» **WORK TO COMPLETE**: Repeat every line below exactly as it reads.

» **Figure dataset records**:

================

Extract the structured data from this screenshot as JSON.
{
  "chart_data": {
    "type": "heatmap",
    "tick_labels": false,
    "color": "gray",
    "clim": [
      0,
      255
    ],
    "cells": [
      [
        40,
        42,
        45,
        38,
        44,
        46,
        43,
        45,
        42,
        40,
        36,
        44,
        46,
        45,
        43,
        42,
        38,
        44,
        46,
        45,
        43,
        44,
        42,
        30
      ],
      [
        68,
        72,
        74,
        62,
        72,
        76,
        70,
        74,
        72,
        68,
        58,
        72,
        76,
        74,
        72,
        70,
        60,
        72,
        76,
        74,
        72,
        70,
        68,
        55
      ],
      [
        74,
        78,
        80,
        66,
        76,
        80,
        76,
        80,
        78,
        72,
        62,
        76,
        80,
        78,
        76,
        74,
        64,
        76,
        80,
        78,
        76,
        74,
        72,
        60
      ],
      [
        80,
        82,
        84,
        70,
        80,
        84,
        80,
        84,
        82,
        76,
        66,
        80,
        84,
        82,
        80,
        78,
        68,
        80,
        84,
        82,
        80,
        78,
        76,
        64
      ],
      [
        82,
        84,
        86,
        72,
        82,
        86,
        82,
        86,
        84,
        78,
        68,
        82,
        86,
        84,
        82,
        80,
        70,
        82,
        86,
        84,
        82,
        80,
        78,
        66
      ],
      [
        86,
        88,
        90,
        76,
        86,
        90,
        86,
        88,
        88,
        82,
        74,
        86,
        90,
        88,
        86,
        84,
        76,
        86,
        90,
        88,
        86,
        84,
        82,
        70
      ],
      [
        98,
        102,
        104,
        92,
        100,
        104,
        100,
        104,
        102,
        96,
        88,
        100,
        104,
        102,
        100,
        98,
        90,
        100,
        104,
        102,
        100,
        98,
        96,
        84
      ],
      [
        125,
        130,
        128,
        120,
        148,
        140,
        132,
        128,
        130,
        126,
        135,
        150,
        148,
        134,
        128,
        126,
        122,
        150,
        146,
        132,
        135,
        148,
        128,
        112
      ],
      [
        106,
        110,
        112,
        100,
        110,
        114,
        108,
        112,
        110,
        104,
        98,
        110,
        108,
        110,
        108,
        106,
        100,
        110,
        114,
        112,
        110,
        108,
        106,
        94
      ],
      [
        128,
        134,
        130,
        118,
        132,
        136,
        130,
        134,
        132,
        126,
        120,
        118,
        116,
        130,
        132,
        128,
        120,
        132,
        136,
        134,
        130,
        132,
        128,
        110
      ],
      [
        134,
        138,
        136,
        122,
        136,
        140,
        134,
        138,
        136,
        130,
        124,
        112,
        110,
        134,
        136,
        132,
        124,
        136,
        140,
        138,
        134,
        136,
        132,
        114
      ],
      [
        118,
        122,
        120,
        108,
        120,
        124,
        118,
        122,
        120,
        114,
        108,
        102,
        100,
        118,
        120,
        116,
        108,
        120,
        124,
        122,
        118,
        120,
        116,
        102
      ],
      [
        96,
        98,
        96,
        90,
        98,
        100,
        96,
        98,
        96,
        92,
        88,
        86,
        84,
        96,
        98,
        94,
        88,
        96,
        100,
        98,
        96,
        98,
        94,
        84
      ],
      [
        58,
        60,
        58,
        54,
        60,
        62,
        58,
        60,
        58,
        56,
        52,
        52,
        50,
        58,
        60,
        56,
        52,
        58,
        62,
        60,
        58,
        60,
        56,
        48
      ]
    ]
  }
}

================

» **SOLUTION**:
Extract the structured data from this screenshot as JSON.
{
  "chart_data": {
    "type": "heatmap",
    "tick_labels": false,
    "color": "gray",
    "clim": [
      0,
      255
    ],
    "cells": [
      [
        40,
        42,
        45,
        38,
        44,
        46,
        43,
        45,
        42,
        40,
        36,
        44,
        46,
        45,
        43,
        42,
        38,
        44,
        46,
        45,
        43,
        44,
        42,
        30
      ],
      [
        68,
        72,
        74,
        62,
        72,
        76,
        70,
        74,
        72,
        68,
        58,
        72,
        76,
        74,
        72,
        70,
        60,
        72,
        76,
        74,
        72,
        70,
        68,
        55
      ],
      [
        74,
        78,
        80,
        66,
        76,
        80,
        76,
        80,
        78,
        72,
        62,
        76,
        80,
        78,
        76,
        74,
        64,
        76,
        80,
        78,
        76,
        74,
        72,
        60
      ],
      [
        80,
        82,
        84,
        70,
        80,
        84,
        80,
        84,
        82,
        76,
        66,
        80,
        84,
        82,
        80,
        78,
        68,
        80,
        84,
        82,
        80,
        78,
        76,
        64
      ],
      [
        82,
        84,
        86,
        72,
        82,
        86,
        82,
        86,
        84,
        78,
        68,
        82,
        86,
        84,
        82,
        80,
        70,
        82,
        86,
        84,
        82,
        80,
        78,
        66
      ],
      [
        86,
        88,
        90,
        76,
        86,
        90,
        86,
        88,
        88,
        82,
        74,
        86,
        90,
        88,
        86,
        84,
        76,
        86,
        90,
        88,
        86,
        84,
        82,
        70
      ],
      [
        98,
        102,
        104,
        92,
        100,
        104,
        100,
        104,
        102,
        96,
        88,
        100,
        104,
        102,
        100,
        98,
        90,
        100,
        104,
        102,
        100,
        98,
        96,
        84
      ],
      [
        125,
        130,
        128,
        120,
        148,
        140,
        132,
        128,
        130,
        126,
        135,
        150,
        148,
        134,
        128,
        126,
        122,
        150,
        146,
        132,
        135,
        148,
        128,
        112
      ],
      [
        106,
        110,
        112,
        100,
        110,
        114,
        108,
        112,
        110,
        104,
        98,
        110,
        108,
        110,
        108,
        106,
        100,
        110,
        114,
        112,
        110,
        108,
        106,
        94
      ],
      [
        128,
        134,
        130,
        118,
        132,
        136,
        130,
        134,
        132,
        126,
        120,
        118,
        116,
        130,
        132,
        128,
        120,
        132,
        136,
        134,
        130,
        132,
        128,
        110
      ],
      [
        134,
        138,
        136,
        122,
        136,
        140,
        134,
        138,
        136,
        130,
        124,
        112,
        110,
        134,
        136,
        132,
        124,
        136,
        140,
        138,
        134,
        136,
        132,
        114
      ],
      [
        118,
        122,
        120,
        108,
        120,
        124,
        118,
        122,
        120,
        114,
        108,
        102,
        100,
        118,
        120,
        116,
        108,
        120,
        124,
        122,
        118,
        120,
        116,
        102
      ],
      [
        96,
        98,
        96,
        90,
        98,
        100,
        96,
        98,
        96,
        92,
        88,
        86,
        84,
        96,
        98,
        94,
        88,
        96,
        100,
        98,
        96,
        98,
        94,
        84
      ],
      [
        58,
        60,
        58,
        54,
        60,
        62,
        58,
        60,
        58,
        56,
        52,
        52,
        50,
        58,
        60,
        56,
        52,
        58,
        62,
        60,
        58,
        60,
        56,
        48
      ]
    ]
  }
}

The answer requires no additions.